━━ Available data

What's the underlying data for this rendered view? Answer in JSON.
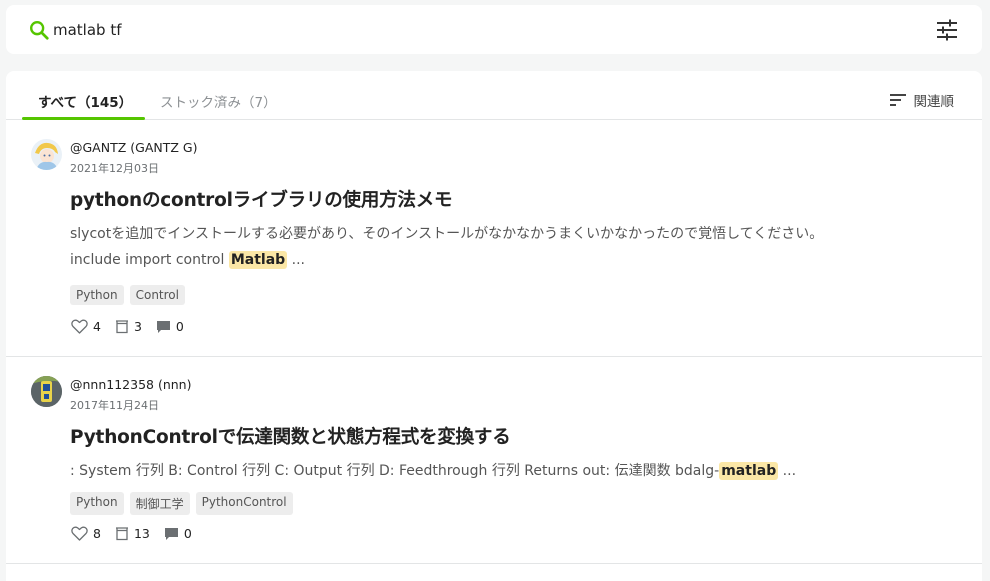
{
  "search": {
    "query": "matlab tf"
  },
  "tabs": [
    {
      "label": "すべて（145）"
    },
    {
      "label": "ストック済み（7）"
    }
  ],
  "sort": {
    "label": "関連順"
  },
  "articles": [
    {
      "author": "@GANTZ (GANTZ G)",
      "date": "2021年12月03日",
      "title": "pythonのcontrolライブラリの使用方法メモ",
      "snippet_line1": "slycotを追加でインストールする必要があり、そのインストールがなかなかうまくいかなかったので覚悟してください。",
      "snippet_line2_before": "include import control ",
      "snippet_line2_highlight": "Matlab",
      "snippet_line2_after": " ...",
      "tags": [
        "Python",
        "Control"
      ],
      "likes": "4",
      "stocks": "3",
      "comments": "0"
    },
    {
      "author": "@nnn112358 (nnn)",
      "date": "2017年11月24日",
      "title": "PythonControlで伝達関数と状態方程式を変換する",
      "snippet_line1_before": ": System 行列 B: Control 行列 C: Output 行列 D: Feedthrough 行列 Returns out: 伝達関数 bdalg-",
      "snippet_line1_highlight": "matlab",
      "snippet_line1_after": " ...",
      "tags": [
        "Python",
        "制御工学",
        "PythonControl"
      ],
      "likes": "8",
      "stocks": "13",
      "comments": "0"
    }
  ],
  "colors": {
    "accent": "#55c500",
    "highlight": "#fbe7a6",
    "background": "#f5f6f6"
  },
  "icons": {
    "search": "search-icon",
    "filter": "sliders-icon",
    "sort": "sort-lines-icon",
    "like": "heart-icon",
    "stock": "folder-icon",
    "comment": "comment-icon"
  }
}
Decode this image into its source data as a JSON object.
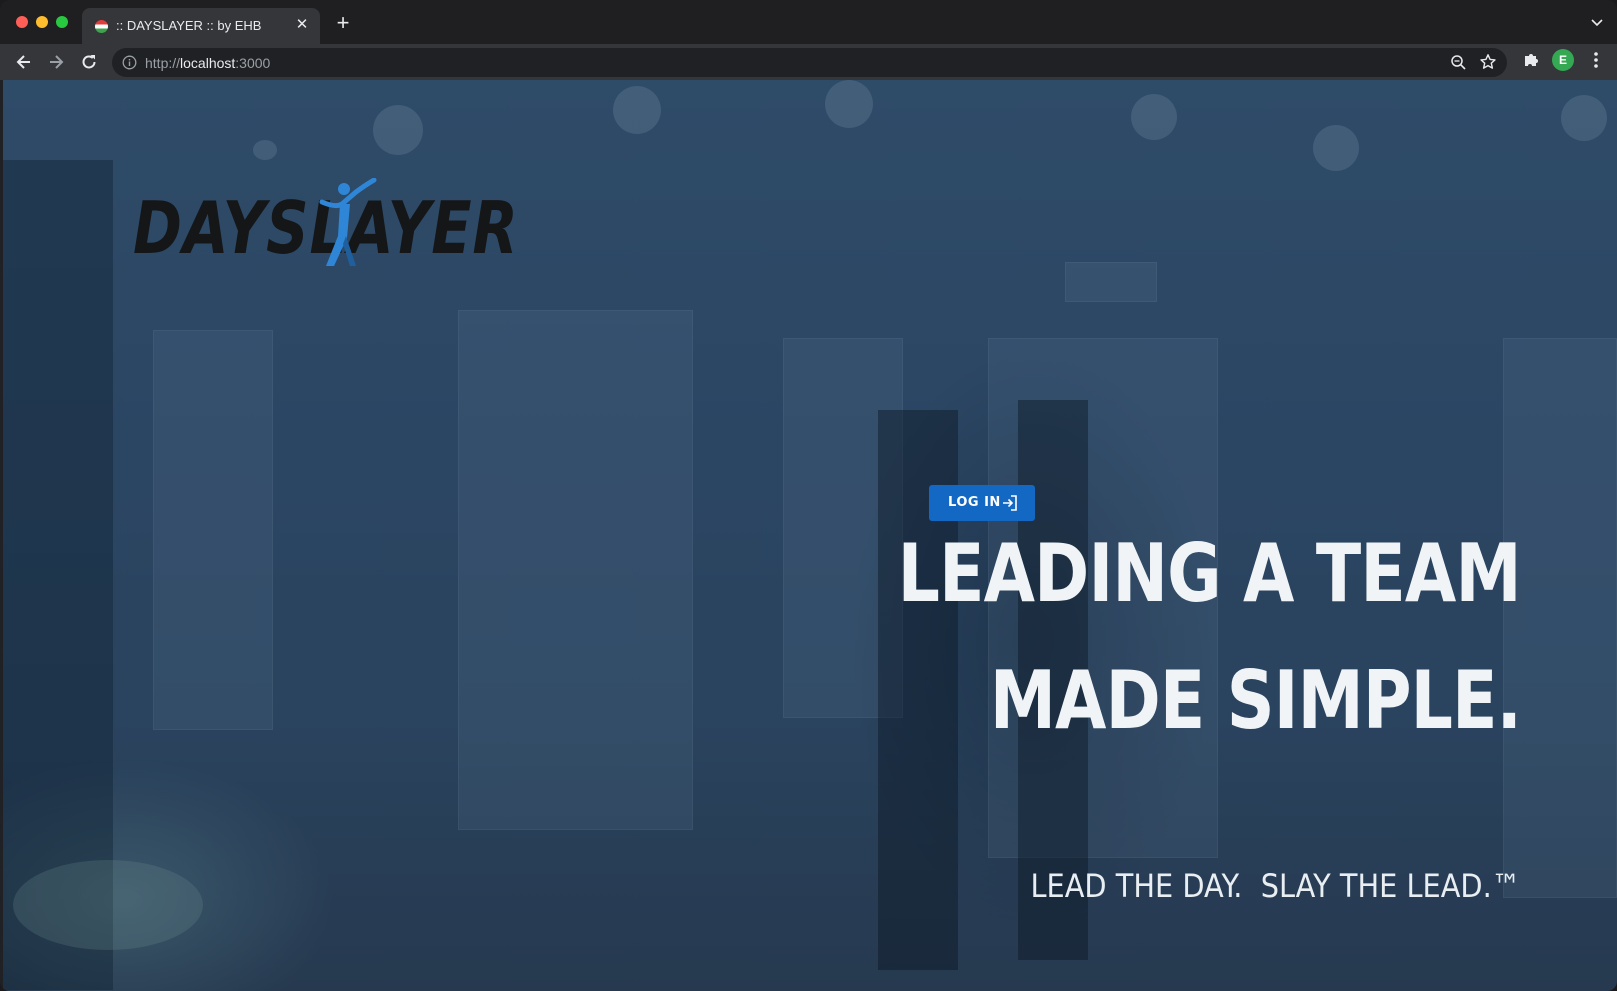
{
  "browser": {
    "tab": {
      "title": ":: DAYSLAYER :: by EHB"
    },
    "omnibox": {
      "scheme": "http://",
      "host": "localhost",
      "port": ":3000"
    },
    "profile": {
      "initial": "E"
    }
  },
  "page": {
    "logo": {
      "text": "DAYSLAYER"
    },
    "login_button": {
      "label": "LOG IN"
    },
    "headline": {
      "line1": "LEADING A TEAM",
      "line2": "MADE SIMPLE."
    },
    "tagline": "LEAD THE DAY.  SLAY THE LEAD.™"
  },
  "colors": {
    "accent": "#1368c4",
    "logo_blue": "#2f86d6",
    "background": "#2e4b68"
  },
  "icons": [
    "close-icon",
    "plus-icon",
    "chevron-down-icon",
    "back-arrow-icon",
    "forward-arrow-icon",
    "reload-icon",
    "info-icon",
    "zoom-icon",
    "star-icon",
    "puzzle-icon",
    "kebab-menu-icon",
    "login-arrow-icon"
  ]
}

━━━━

**Exercise description**
Would you return the data exactly as written, without the pictures?

**Output**
What's the underlying data for this rendered view? Answer in JSON.
{
  "search": {
    "query": "matlab tf"
  },
  "tabs": [
    {
      "label": "すべて（145）"
    },
    {
      "label": "ストック済み（7）"
    }
  ],
  "sort": {
    "label": "関連順"
  },
  "articles": [
    {
      "author": "@GANTZ (GANTZ G)",
      "date": "2021年12月03日",
      "title": "pythonのcontrolライブラリの使用方法メモ",
      "snippet_line1": "slycotを追加でインストールする必要があり、そのインストールがなかなかうまくいかなかったので覚悟してください。",
      "snippet_line2_before": "include import control ",
      "snippet_line2_highlight": "Matlab",
      "snippet_line2_after": " ...",
      "tags": [
        "Python",
        "Control"
      ],
      "likes": "4",
      "stocks": "3",
      "comments": "0"
    },
    {
      "author": "@nnn112358 (nnn)",
      "date": "2017年11月24日",
      "title": "PythonControlで伝達関数と状態方程式を変換する",
      "snippet_line1_before": ": System 行列 B: Control 行列 C: Output 行列 D: Feedthrough 行列 Returns out: 伝達関数 bdalg-",
      "snippet_line1_highlight": "matlab",
      "snippet_line1_after": " ...",
      "tags": [
        "Python",
        "制御工学",
        "PythonControl"
      ],
      "likes": "8",
      "stocks": "13",
      "comments": "0"
    }
  ],
  "colors": {
    "accent": "#55c500",
    "highlight": "#fbe7a6",
    "background": "#f5f6f6"
  },
  "icons": {
    "search": "search-icon",
    "filter": "sliders-icon",
    "sort": "sort-lines-icon",
    "like": "heart-icon",
    "stock": "folder-icon",
    "comment": "comment-icon"
  }
}
Decode this image into its source data as a JSON object.
{
  "browser": {
    "tab": {
      "title": ":: DAYSLAYER :: by EHB"
    },
    "omnibox": {
      "scheme": "http://",
      "host": "localhost",
      "port": ":3000"
    },
    "profile": {
      "initial": "E"
    }
  },
  "page": {
    "logo": {
      "text": "DAYSLAYER"
    },
    "login_button": {
      "label": "LOG IN"
    },
    "headline": {
      "line1": "LEADING A TEAM",
      "line2": "MADE SIMPLE."
    },
    "tagline": "LEAD THE DAY.  SLAY THE LEAD.™"
  },
  "colors": {
    "accent": "#1368c4",
    "logo_blue": "#2f86d6",
    "background": "#2e4b68"
  },
  "icons": [
    "close-icon",
    "plus-icon",
    "chevron-down-icon",
    "back-arrow-icon",
    "forward-arrow-icon",
    "reload-icon",
    "info-icon",
    "zoom-icon",
    "star-icon",
    "puzzle-icon",
    "kebab-menu-icon",
    "login-arrow-icon"
  ]
}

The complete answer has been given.